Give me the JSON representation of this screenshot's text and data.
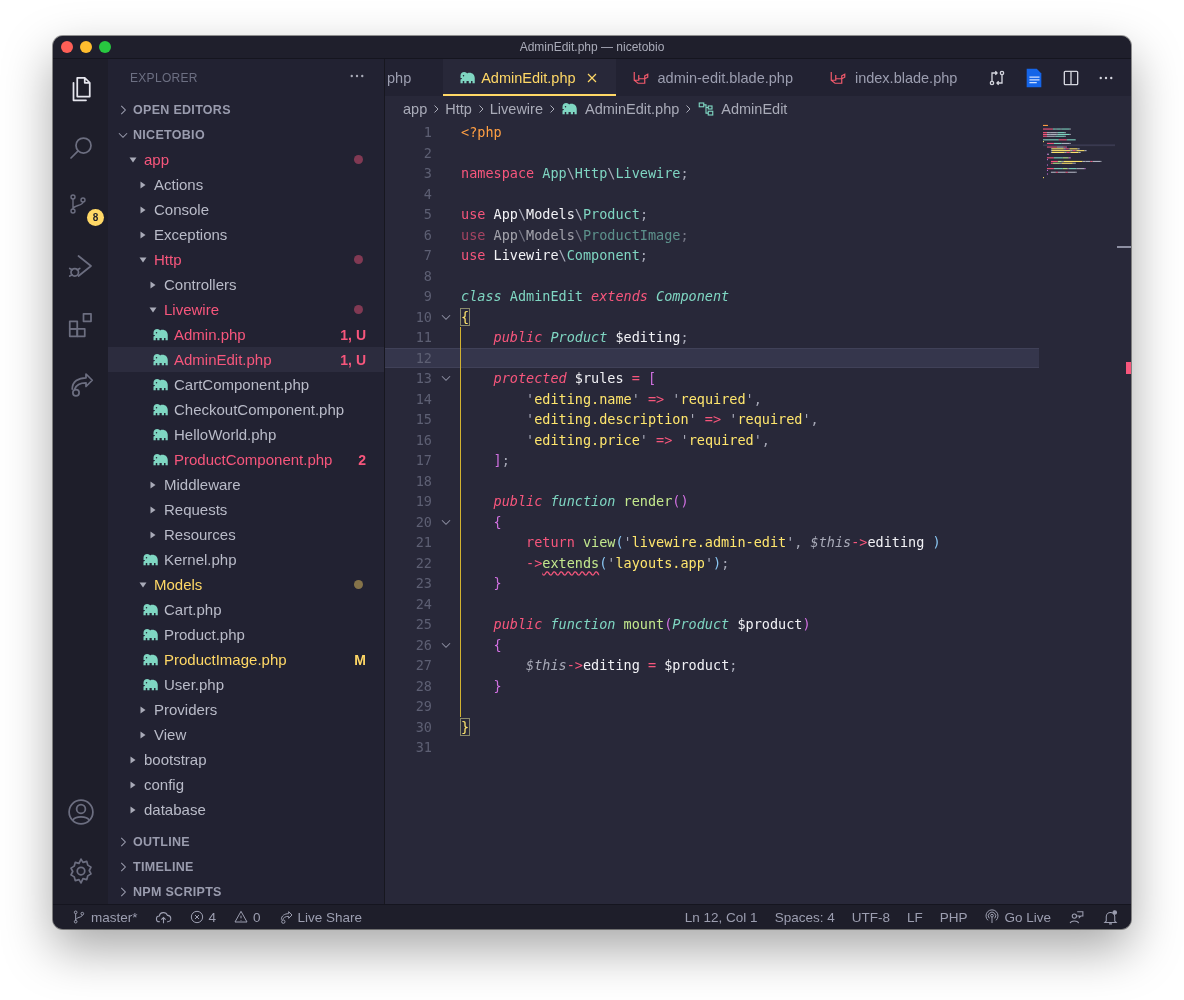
{
  "window": {
    "title": "AdminEdit.php — nicetobio"
  },
  "activity_bar": {
    "items": [
      {
        "kind": "files",
        "selected": true
      },
      {
        "kind": "search",
        "selected": false
      },
      {
        "kind": "source-control",
        "selected": false,
        "badge": "8"
      },
      {
        "kind": "run-debug",
        "selected": false
      },
      {
        "kind": "extensions",
        "selected": false
      },
      {
        "kind": "live-share",
        "selected": false
      }
    ],
    "bottom": [
      {
        "kind": "account"
      },
      {
        "kind": "settings"
      }
    ]
  },
  "sidebar": {
    "title": "EXPLORER",
    "sections": [
      {
        "label": "OPEN EDITORS",
        "expanded": false
      },
      {
        "label": "NICETOBIO",
        "expanded": true,
        "tree": [
          {
            "name": "app",
            "kind": "folder",
            "expanded": true,
            "selected": false,
            "color": "#f7567c",
            "dot": true,
            "children": [
              {
                "name": "Actions",
                "kind": "folder",
                "expanded": false,
                "selected": false
              },
              {
                "name": "Console",
                "kind": "folder",
                "expanded": false,
                "selected": false
              },
              {
                "name": "Exceptions",
                "kind": "folder",
                "expanded": false,
                "selected": false
              },
              {
                "name": "Http",
                "kind": "folder",
                "expanded": true,
                "selected": false,
                "color": "#f7567c",
                "dot": true,
                "children": [
                  {
                    "name": "Controllers",
                    "kind": "folder",
                    "expanded": false,
                    "selected": false
                  },
                  {
                    "name": "Livewire",
                    "kind": "folder",
                    "expanded": true,
                    "selected": false,
                    "color": "#f7567c",
                    "dot": true,
                    "children": [
                      {
                        "name": "Admin.php",
                        "kind": "php",
                        "selected": false,
                        "color": "#f7567c",
                        "badge": "1, U"
                      },
                      {
                        "name": "AdminEdit.php",
                        "kind": "php",
                        "selected": true,
                        "color": "#f7567c",
                        "badge": "1, U"
                      },
                      {
                        "name": "CartComponent.php",
                        "kind": "php",
                        "selected": false
                      },
                      {
                        "name": "CheckoutComponent.php",
                        "kind": "php",
                        "selected": false
                      },
                      {
                        "name": "HelloWorld.php",
                        "kind": "php",
                        "selected": false
                      },
                      {
                        "name": "ProductComponent.php",
                        "kind": "php",
                        "selected": false,
                        "color": "#f7567c",
                        "badge": "2"
                      }
                    ]
                  },
                  {
                    "name": "Middleware",
                    "kind": "folder",
                    "expanded": false,
                    "selected": false
                  },
                  {
                    "name": "Requests",
                    "kind": "folder",
                    "expanded": false,
                    "selected": false
                  },
                  {
                    "name": "Resources",
                    "kind": "folder",
                    "expanded": false,
                    "selected": false
                  },
                  {
                    "name": "Kernel.php",
                    "kind": "php",
                    "selected": false
                  }
                ]
              },
              {
                "name": "Models",
                "kind": "folder",
                "expanded": true,
                "selected": false,
                "color": "#ffd866",
                "dot": true,
                "children": [
                  {
                    "name": "Cart.php",
                    "kind": "php",
                    "selected": false
                  },
                  {
                    "name": "Product.php",
                    "kind": "php",
                    "selected": false
                  },
                  {
                    "name": "ProductImage.php",
                    "kind": "php",
                    "selected": false,
                    "color": "#ffd866",
                    "badge": "M"
                  },
                  {
                    "name": "User.php",
                    "kind": "php",
                    "selected": false
                  }
                ]
              },
              {
                "name": "Providers",
                "kind": "folder",
                "expanded": false,
                "selected": false
              },
              {
                "name": "View",
                "kind": "folder",
                "expanded": false,
                "selected": false
              }
            ]
          },
          {
            "name": "bootstrap",
            "kind": "folder",
            "expanded": false,
            "selected": false
          },
          {
            "name": "config",
            "kind": "folder",
            "expanded": false,
            "selected": false
          },
          {
            "name": "database",
            "kind": "folder",
            "expanded": false,
            "selected": false
          }
        ]
      },
      {
        "label": "OUTLINE",
        "expanded": false
      },
      {
        "label": "TIMELINE",
        "expanded": false
      },
      {
        "label": "NPM SCRIPTS",
        "expanded": false
      }
    ]
  },
  "tabs": [
    {
      "label": "php",
      "kind": "partial",
      "selected": false
    },
    {
      "label": "AdminEdit.php",
      "kind": "php",
      "selected": true
    },
    {
      "label": "admin-edit.blade.php",
      "kind": "blade",
      "selected": false
    },
    {
      "label": "index.blade.php",
      "kind": "blade",
      "selected": false
    }
  ],
  "editor_actions": [
    {
      "kind": "compare"
    },
    {
      "kind": "php-file"
    },
    {
      "kind": "split"
    },
    {
      "kind": "more"
    }
  ],
  "breadcrumb": [
    {
      "label": "app",
      "kind": "folder"
    },
    {
      "label": "Http",
      "kind": "folder"
    },
    {
      "label": "Livewire",
      "kind": "folder"
    },
    {
      "label": "AdminEdit.php",
      "kind": "php"
    },
    {
      "label": "AdminEdit",
      "kind": "class"
    }
  ],
  "code": {
    "lines": [
      {
        "n": "1",
        "fold": false,
        "guide": false,
        "current": false,
        "dim": false,
        "t": [
          {
            "kind": "php",
            "text": "<?php"
          }
        ]
      },
      {
        "n": "2",
        "fold": false,
        "guide": false,
        "current": false,
        "dim": false
      },
      {
        "n": "3",
        "fold": false,
        "guide": false,
        "current": false,
        "dim": false,
        "t": [
          {
            "kind": "kw",
            "text": "namespace "
          },
          {
            "kind": "ty",
            "text": "App"
          },
          {
            "kind": "p",
            "text": "\\"
          },
          {
            "kind": "ty",
            "text": "Http"
          },
          {
            "kind": "p",
            "text": "\\"
          },
          {
            "kind": "ty",
            "text": "Livewire"
          },
          {
            "kind": "p",
            "text": ";"
          }
        ]
      },
      {
        "n": "4",
        "fold": false,
        "guide": false,
        "current": false,
        "dim": false
      },
      {
        "n": "5",
        "fold": false,
        "guide": false,
        "current": false,
        "dim": false,
        "t": [
          {
            "kind": "kw",
            "text": "use "
          },
          {
            "kind": "id",
            "text": "App"
          },
          {
            "kind": "p",
            "text": "\\"
          },
          {
            "kind": "id",
            "text": "Models"
          },
          {
            "kind": "p",
            "text": "\\"
          },
          {
            "kind": "ty",
            "text": "Product"
          },
          {
            "kind": "p",
            "text": ";"
          }
        ]
      },
      {
        "n": "6",
        "fold": false,
        "guide": false,
        "current": false,
        "dim": true,
        "t": [
          {
            "kind": "kw",
            "text": "use "
          },
          {
            "kind": "id",
            "text": "App"
          },
          {
            "kind": "p",
            "text": "\\"
          },
          {
            "kind": "id",
            "text": "Models"
          },
          {
            "kind": "p",
            "text": "\\"
          },
          {
            "kind": "ty",
            "text": "ProductImage"
          },
          {
            "kind": "p",
            "text": ";"
          }
        ]
      },
      {
        "n": "7",
        "fold": false,
        "guide": false,
        "current": false,
        "dim": false,
        "t": [
          {
            "kind": "kw",
            "text": "use "
          },
          {
            "kind": "id",
            "text": "Livewire"
          },
          {
            "kind": "p",
            "text": "\\"
          },
          {
            "kind": "ty",
            "text": "Component"
          },
          {
            "kind": "p",
            "text": ";"
          }
        ]
      },
      {
        "n": "8",
        "fold": false,
        "guide": false,
        "current": false,
        "dim": false
      },
      {
        "n": "9",
        "fold": false,
        "guide": false,
        "current": false,
        "dim": false,
        "t": [
          {
            "kind": "tyi",
            "text": "class "
          },
          {
            "kind": "ty",
            "text": "AdminEdit "
          },
          {
            "kind": "kwi",
            "text": "extends "
          },
          {
            "kind": "tyi",
            "text": "Component"
          }
        ]
      },
      {
        "n": "10",
        "fold": true,
        "guide": false,
        "current": false,
        "dim": false,
        "t": [
          {
            "kind": "m",
            "text": "{"
          }
        ]
      },
      {
        "n": "11",
        "fold": false,
        "guide": true,
        "current": false,
        "dim": false,
        "t": [
          {
            "kind": "kwi",
            "text": "    public "
          },
          {
            "kind": "tyi",
            "text": "Product "
          },
          {
            "kind": "id",
            "text": "$editing"
          },
          {
            "kind": "p",
            "text": ";"
          }
        ]
      },
      {
        "n": "12",
        "fold": false,
        "guide": true,
        "current": true,
        "dim": false
      },
      {
        "n": "13",
        "fold": true,
        "guide": true,
        "current": false,
        "dim": false,
        "t": [
          {
            "kind": "kwi",
            "text": "    protected "
          },
          {
            "kind": "id",
            "text": "$rules "
          },
          {
            "kind": "op",
            "text": "= "
          },
          {
            "kind": "br",
            "text": "["
          }
        ]
      },
      {
        "n": "14",
        "fold": false,
        "guide": true,
        "current": false,
        "dim": false,
        "t": [
          {
            "kind": "p",
            "text": "        '"
          },
          {
            "kind": "s",
            "text": "editing.name"
          },
          {
            "kind": "p",
            "text": "' "
          },
          {
            "kind": "op",
            "text": "=> "
          },
          {
            "kind": "p",
            "text": "'"
          },
          {
            "kind": "s",
            "text": "required"
          },
          {
            "kind": "p",
            "text": "',"
          }
        ]
      },
      {
        "n": "15",
        "fold": false,
        "guide": true,
        "current": false,
        "dim": false,
        "t": [
          {
            "kind": "p",
            "text": "        '"
          },
          {
            "kind": "s",
            "text": "editing.description"
          },
          {
            "kind": "p",
            "text": "' "
          },
          {
            "kind": "op",
            "text": "=> "
          },
          {
            "kind": "p",
            "text": "'"
          },
          {
            "kind": "s",
            "text": "required"
          },
          {
            "kind": "p",
            "text": "',"
          }
        ]
      },
      {
        "n": "16",
        "fold": false,
        "guide": true,
        "current": false,
        "dim": false,
        "t": [
          {
            "kind": "p",
            "text": "        '"
          },
          {
            "kind": "s",
            "text": "editing.price"
          },
          {
            "kind": "p",
            "text": "' "
          },
          {
            "kind": "op",
            "text": "=> "
          },
          {
            "kind": "p",
            "text": "'"
          },
          {
            "kind": "s",
            "text": "required"
          },
          {
            "kind": "p",
            "text": "',"
          }
        ]
      },
      {
        "n": "17",
        "fold": false,
        "guide": true,
        "current": false,
        "dim": false,
        "t": [
          {
            "kind": "br",
            "text": "    ]"
          },
          {
            "kind": "p",
            "text": ";"
          }
        ]
      },
      {
        "n": "18",
        "fold": false,
        "guide": true,
        "current": false,
        "dim": false
      },
      {
        "n": "19",
        "fold": false,
        "guide": true,
        "current": false,
        "dim": false,
        "t": [
          {
            "kind": "kwi",
            "text": "    public "
          },
          {
            "kind": "tyi",
            "text": "function "
          },
          {
            "kind": "fn",
            "text": "render"
          },
          {
            "kind": "br",
            "text": "()"
          }
        ]
      },
      {
        "n": "20",
        "fold": true,
        "guide": true,
        "current": false,
        "dim": false,
        "t": [
          {
            "kind": "br",
            "text": "    {"
          }
        ]
      },
      {
        "n": "21",
        "fold": false,
        "guide": true,
        "current": false,
        "dim": false,
        "t": [
          {
            "kind": "kw",
            "text": "        return "
          },
          {
            "kind": "fn",
            "text": "view"
          },
          {
            "kind": "pa",
            "text": "("
          },
          {
            "kind": "p",
            "text": "'"
          },
          {
            "kind": "s",
            "text": "livewire.admin-edit"
          },
          {
            "kind": "p",
            "text": "', "
          },
          {
            "kind": "self",
            "text": "$this"
          },
          {
            "kind": "op",
            "text": "->"
          },
          {
            "kind": "id",
            "text": "editing "
          },
          {
            "kind": "pa",
            "text": ")"
          }
        ]
      },
      {
        "n": "22",
        "fold": false,
        "guide": true,
        "current": false,
        "dim": false,
        "t": [
          {
            "kind": "op",
            "text": "        ->"
          },
          {
            "kind": "err",
            "text": "extends"
          },
          {
            "kind": "pa",
            "text": "("
          },
          {
            "kind": "p",
            "text": "'"
          },
          {
            "kind": "s",
            "text": "layouts.app"
          },
          {
            "kind": "p",
            "text": "'"
          },
          {
            "kind": "pa",
            "text": ")"
          },
          {
            "kind": "p",
            "text": ";"
          }
        ]
      },
      {
        "n": "23",
        "fold": false,
        "guide": true,
        "current": false,
        "dim": false,
        "t": [
          {
            "kind": "br",
            "text": "    }"
          }
        ]
      },
      {
        "n": "24",
        "fold": false,
        "guide": true,
        "current": false,
        "dim": false
      },
      {
        "n": "25",
        "fold": false,
        "guide": true,
        "current": false,
        "dim": false,
        "t": [
          {
            "kind": "kwi",
            "text": "    public "
          },
          {
            "kind": "tyi",
            "text": "function "
          },
          {
            "kind": "fn",
            "text": "mount"
          },
          {
            "kind": "br",
            "text": "("
          },
          {
            "kind": "tyi",
            "text": "Product "
          },
          {
            "kind": "id",
            "text": "$product"
          },
          {
            "kind": "br",
            "text": ")"
          }
        ]
      },
      {
        "n": "26",
        "fold": true,
        "guide": true,
        "current": false,
        "dim": false,
        "t": [
          {
            "kind": "br",
            "text": "    {"
          }
        ]
      },
      {
        "n": "27",
        "fold": false,
        "guide": true,
        "current": false,
        "dim": false,
        "t": [
          {
            "kind": "self",
            "text": "        $this"
          },
          {
            "kind": "op",
            "text": "->"
          },
          {
            "kind": "id",
            "text": "editing "
          },
          {
            "kind": "op",
            "text": "= "
          },
          {
            "kind": "id",
            "text": "$product"
          },
          {
            "kind": "p",
            "text": ";"
          }
        ]
      },
      {
        "n": "28",
        "fold": false,
        "guide": true,
        "current": false,
        "dim": false,
        "t": [
          {
            "kind": "br",
            "text": "    }"
          }
        ]
      },
      {
        "n": "29",
        "fold": false,
        "guide": true,
        "current": false,
        "dim": false
      },
      {
        "n": "30",
        "fold": false,
        "guide": false,
        "current": false,
        "dim": false,
        "t": [
          {
            "kind": "m",
            "text": "}"
          }
        ]
      },
      {
        "n": "31",
        "fold": false,
        "guide": false,
        "current": false,
        "dim": false
      }
    ]
  },
  "status_bar": {
    "left": [
      {
        "kind": "branch",
        "label": "master*"
      },
      {
        "kind": "sync"
      },
      {
        "kind": "error",
        "label": "4"
      },
      {
        "kind": "warning",
        "label": "0"
      },
      {
        "kind": "live-share",
        "label": "Live Share"
      }
    ],
    "right": [
      {
        "label": "Ln 12, Col 1"
      },
      {
        "label": "Spaces: 4"
      },
      {
        "label": "UTF-8"
      },
      {
        "label": "LF"
      },
      {
        "label": "PHP"
      },
      {
        "kind": "broadcast",
        "label": "Go Live"
      },
      {
        "kind": "feedback"
      },
      {
        "kind": "bell"
      }
    ]
  }
}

**SHORT PROBLEM**: Where a line holds the string "blade", copy that line.

**EXERCISE RESPONSE**:
      "label": "admin-edit.blade.php",
      "kind": "blade",
      "label": "index.blade.php",
      "kind": "blade",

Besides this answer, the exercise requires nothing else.